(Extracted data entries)

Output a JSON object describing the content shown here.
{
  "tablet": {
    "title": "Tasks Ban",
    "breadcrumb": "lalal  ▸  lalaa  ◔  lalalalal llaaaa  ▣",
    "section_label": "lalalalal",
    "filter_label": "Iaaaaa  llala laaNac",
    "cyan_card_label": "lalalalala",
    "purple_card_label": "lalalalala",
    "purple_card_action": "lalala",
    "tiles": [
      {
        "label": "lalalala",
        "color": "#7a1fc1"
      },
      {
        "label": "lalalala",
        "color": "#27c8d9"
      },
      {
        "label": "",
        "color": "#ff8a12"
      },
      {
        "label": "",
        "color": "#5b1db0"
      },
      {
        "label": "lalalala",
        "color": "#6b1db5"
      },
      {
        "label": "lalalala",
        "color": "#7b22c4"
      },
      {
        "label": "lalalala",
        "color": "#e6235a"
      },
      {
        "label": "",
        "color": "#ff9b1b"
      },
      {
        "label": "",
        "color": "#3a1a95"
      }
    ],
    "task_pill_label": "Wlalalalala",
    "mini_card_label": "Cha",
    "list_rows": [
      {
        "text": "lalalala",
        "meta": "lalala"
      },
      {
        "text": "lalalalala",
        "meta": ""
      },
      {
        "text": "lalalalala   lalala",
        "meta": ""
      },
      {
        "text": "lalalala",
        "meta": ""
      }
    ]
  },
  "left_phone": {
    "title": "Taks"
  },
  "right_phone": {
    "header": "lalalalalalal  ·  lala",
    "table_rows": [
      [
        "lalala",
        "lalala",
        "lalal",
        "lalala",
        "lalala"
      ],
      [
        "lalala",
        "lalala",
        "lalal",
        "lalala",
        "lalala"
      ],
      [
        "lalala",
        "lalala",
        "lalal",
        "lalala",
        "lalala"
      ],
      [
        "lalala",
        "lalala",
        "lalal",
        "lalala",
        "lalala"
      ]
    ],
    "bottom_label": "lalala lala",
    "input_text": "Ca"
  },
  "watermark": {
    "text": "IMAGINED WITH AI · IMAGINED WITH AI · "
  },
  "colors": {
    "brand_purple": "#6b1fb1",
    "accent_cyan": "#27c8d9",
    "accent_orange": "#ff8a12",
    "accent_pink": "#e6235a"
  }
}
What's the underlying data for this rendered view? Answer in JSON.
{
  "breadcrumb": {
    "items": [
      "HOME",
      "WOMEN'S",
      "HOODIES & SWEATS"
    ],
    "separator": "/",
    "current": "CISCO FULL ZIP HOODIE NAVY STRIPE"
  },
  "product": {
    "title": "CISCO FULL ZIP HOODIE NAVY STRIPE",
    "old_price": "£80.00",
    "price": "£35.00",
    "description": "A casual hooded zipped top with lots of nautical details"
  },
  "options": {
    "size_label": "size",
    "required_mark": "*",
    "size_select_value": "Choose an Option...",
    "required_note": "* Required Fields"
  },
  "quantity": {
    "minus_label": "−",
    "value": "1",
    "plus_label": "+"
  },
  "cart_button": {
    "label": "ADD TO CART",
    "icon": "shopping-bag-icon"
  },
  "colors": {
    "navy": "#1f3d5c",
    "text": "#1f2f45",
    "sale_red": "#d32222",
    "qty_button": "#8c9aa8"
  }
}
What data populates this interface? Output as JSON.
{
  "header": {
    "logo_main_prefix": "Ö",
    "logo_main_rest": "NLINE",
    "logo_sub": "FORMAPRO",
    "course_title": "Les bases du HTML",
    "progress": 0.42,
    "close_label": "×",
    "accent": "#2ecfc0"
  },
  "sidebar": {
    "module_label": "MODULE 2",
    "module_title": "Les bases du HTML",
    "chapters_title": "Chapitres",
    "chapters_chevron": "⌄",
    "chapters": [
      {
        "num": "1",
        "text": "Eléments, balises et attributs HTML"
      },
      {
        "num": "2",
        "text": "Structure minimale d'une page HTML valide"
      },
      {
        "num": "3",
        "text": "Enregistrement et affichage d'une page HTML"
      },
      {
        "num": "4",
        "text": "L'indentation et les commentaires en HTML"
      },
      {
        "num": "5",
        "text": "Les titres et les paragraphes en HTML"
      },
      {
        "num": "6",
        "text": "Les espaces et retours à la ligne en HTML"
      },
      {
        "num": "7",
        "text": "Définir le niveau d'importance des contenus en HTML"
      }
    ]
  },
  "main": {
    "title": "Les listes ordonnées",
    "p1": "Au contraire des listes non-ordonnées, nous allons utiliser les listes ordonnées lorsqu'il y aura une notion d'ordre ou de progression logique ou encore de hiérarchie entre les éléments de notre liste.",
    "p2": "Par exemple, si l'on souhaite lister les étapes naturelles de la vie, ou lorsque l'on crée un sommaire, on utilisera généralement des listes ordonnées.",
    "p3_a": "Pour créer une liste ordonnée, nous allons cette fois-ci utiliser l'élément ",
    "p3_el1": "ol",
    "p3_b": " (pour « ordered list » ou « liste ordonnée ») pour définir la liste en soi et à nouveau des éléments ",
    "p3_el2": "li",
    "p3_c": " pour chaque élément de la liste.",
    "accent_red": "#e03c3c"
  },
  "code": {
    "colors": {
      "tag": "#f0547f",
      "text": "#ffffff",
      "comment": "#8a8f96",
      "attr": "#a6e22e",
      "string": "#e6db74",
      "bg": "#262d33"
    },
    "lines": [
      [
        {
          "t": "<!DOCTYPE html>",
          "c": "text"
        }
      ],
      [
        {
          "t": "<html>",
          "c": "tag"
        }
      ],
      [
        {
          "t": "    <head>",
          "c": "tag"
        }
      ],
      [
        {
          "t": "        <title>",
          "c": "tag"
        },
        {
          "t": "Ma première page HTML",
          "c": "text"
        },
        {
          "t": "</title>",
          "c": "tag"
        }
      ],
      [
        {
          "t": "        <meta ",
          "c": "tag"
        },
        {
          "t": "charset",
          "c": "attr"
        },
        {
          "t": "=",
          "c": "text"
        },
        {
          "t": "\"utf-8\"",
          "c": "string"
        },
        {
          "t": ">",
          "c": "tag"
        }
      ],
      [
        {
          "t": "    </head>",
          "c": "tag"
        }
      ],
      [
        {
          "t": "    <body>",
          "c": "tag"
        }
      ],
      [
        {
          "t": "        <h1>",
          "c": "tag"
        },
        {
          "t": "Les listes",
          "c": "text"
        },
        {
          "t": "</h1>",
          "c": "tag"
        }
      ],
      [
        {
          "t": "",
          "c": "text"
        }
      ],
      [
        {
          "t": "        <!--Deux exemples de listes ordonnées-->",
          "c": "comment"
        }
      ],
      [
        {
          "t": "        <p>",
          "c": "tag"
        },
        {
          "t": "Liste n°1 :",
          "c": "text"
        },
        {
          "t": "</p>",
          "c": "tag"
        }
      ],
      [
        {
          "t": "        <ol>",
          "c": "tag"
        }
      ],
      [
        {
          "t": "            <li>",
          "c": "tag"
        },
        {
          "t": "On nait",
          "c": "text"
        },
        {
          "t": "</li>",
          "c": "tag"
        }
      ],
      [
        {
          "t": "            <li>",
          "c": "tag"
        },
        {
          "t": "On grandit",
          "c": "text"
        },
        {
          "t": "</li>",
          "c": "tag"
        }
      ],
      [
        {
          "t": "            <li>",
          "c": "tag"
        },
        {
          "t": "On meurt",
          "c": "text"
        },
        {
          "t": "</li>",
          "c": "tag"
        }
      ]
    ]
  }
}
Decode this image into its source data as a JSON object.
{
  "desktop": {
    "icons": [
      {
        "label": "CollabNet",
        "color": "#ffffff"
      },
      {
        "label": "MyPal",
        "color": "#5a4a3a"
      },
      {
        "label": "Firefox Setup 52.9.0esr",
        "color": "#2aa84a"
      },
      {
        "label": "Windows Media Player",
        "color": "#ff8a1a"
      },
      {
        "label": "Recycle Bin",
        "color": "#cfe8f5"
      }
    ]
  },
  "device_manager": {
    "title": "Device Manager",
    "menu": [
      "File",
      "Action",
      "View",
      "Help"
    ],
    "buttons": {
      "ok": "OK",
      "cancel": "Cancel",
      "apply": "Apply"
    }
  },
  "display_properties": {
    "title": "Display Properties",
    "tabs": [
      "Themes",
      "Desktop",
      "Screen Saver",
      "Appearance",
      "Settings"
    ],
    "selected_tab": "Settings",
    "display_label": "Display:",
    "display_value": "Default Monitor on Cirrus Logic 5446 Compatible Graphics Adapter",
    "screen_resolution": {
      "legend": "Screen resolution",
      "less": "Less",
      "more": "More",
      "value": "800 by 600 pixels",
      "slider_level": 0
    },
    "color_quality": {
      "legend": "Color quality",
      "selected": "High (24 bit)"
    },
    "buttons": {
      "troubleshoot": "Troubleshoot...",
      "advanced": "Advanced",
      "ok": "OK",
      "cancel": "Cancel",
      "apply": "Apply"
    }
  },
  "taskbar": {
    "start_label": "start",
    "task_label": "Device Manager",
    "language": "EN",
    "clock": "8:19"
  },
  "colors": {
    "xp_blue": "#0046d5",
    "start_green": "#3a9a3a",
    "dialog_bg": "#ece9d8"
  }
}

• [Problem]:
State the number of lines in the records that contain the string "éléments", and nothing more.

• [Complete answer]:
2